Records shown =>
* * * * * * *
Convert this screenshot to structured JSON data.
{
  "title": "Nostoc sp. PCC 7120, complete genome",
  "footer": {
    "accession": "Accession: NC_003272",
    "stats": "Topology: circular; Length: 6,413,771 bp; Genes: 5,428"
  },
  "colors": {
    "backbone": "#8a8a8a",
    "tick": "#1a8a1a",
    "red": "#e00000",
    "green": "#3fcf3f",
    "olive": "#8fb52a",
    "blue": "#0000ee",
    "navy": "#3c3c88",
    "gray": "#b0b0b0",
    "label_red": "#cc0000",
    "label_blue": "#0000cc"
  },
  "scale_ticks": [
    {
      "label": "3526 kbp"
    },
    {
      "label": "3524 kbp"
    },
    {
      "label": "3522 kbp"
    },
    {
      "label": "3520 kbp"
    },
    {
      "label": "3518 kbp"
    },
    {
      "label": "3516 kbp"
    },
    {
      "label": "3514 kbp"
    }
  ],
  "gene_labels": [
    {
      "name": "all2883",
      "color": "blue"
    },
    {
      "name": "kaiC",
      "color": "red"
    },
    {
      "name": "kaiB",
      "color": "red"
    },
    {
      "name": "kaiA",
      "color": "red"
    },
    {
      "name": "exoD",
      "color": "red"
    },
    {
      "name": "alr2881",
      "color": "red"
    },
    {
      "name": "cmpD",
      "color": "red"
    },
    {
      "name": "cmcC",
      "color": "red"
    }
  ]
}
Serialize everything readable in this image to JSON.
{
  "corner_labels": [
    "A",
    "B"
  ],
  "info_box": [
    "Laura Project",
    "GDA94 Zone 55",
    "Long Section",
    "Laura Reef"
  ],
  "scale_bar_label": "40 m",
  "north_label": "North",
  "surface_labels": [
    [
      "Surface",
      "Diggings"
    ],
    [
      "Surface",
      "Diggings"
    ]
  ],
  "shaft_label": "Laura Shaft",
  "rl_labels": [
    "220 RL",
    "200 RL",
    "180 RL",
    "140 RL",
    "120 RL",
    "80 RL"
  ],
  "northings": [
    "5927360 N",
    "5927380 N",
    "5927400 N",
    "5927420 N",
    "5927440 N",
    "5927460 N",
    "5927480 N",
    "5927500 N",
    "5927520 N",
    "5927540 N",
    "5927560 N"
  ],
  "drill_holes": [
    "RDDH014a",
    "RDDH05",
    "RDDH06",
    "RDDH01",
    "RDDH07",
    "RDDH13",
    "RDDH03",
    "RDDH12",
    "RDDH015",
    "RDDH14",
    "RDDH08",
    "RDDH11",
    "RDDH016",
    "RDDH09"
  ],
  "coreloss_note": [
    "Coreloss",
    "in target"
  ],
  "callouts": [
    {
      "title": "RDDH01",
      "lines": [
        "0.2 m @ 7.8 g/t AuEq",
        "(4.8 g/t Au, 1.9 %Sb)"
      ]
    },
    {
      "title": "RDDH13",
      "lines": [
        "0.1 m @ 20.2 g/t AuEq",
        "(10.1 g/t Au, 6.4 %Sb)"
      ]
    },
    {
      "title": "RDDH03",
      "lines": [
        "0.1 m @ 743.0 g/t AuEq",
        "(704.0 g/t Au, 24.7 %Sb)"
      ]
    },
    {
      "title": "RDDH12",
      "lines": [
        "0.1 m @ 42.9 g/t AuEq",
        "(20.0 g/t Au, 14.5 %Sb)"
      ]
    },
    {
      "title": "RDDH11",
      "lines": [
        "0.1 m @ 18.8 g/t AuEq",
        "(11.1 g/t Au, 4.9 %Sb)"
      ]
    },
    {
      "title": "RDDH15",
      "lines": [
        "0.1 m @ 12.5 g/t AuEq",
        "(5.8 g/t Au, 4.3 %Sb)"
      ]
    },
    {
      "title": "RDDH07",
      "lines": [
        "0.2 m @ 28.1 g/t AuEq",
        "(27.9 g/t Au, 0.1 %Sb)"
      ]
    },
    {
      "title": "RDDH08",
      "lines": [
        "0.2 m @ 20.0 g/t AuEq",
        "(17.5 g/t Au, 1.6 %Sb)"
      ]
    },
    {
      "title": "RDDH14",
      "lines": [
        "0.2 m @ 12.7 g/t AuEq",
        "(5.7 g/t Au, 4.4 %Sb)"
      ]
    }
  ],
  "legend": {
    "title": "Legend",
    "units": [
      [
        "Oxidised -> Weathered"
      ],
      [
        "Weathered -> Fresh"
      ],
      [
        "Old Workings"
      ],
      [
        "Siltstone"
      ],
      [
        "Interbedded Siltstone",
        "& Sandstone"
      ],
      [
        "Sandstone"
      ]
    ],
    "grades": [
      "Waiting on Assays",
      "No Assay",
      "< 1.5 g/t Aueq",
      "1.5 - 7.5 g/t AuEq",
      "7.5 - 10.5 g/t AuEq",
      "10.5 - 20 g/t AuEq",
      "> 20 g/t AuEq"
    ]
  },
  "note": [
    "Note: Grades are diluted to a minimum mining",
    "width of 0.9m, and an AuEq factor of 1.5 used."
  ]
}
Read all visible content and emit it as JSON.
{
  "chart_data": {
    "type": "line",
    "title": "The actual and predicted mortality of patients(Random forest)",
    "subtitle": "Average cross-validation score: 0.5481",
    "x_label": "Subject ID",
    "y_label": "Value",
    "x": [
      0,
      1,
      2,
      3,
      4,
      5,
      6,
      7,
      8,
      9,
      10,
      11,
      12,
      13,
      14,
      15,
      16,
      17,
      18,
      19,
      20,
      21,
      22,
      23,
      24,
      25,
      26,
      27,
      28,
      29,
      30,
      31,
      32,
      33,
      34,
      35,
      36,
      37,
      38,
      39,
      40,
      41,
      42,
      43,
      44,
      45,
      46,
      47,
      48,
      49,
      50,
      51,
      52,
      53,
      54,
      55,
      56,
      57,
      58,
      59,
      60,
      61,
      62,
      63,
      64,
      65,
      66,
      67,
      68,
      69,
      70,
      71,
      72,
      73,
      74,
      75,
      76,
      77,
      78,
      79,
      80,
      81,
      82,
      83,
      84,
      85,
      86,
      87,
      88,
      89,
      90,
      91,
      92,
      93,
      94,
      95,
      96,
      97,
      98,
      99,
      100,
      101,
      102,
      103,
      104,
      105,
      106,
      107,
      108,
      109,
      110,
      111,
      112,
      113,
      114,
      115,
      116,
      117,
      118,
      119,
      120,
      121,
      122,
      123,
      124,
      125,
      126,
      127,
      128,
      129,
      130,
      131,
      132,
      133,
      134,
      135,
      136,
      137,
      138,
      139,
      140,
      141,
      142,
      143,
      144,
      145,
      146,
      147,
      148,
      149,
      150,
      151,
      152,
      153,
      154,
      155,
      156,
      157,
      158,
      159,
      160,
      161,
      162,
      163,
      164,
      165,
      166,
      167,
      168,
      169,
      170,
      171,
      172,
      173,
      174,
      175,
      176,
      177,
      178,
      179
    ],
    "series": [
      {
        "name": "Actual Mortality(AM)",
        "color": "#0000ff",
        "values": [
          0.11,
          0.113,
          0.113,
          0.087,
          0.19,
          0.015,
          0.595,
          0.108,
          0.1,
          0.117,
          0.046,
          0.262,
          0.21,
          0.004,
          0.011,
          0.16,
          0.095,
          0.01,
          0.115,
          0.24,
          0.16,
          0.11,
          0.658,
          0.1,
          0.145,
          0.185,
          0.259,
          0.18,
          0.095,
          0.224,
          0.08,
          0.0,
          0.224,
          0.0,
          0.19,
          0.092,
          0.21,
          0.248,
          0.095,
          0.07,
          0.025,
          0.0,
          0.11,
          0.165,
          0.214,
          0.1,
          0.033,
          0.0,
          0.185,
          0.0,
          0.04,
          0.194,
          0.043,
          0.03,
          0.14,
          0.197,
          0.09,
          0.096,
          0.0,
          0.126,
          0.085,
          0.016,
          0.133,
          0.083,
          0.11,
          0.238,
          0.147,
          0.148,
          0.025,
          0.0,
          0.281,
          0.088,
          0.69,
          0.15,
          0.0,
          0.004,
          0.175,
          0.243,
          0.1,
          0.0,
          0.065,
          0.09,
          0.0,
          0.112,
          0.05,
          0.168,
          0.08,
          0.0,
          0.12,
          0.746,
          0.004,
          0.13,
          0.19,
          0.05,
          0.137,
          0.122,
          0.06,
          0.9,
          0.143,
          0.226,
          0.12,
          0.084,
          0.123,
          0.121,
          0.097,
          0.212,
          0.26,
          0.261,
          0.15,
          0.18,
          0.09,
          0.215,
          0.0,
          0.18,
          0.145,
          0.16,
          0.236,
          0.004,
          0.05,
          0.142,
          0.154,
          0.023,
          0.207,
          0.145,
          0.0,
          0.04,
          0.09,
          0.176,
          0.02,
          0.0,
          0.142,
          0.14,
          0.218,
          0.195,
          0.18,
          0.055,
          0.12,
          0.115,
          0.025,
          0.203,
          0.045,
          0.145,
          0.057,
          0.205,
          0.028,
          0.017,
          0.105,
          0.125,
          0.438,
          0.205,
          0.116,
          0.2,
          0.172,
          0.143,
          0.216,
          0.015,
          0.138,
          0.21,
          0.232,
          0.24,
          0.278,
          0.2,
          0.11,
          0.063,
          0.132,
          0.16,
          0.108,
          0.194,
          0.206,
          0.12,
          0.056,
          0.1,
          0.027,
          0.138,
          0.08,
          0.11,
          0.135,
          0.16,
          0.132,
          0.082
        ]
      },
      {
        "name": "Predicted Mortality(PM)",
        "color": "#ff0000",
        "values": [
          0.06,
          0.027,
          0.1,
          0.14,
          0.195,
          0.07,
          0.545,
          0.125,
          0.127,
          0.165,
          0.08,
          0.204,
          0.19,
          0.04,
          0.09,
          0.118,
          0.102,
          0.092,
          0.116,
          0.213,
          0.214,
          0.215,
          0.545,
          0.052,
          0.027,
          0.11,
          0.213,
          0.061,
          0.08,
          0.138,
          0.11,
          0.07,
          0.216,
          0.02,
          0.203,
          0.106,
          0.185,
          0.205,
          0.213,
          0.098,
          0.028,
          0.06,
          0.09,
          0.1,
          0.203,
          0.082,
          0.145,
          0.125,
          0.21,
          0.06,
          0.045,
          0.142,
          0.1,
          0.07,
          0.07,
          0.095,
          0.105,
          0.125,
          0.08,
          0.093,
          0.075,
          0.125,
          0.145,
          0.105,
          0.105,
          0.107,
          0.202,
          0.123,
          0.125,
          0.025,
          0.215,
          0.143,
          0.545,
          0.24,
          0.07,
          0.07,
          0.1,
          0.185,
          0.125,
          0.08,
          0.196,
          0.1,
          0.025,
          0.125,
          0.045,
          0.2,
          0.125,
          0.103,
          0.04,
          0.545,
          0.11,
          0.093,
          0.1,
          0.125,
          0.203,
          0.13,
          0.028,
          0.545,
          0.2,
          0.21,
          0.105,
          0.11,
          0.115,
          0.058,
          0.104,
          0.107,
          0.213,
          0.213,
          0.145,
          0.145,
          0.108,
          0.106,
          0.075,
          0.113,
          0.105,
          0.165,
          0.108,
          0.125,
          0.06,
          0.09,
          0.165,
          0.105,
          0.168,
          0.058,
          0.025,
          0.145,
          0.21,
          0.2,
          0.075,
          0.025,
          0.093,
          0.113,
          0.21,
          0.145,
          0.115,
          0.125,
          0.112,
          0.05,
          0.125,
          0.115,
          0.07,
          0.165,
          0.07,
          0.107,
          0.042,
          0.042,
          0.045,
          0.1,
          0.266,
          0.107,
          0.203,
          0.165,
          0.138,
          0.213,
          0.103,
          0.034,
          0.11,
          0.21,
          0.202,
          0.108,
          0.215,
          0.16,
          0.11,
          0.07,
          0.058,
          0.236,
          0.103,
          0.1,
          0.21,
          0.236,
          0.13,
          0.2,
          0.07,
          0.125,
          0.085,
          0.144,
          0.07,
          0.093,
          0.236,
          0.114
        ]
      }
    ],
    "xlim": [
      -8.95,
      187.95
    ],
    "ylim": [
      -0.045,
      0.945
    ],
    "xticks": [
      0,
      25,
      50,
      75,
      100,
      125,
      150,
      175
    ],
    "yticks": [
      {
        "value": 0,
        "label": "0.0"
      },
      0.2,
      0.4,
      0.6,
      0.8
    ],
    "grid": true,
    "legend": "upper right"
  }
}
* * * * * * *
Copy the lines from the entries above in which the word "Weathered" appears.

        "Oxidised -> Weathered"
        "Weathered -> Fresh"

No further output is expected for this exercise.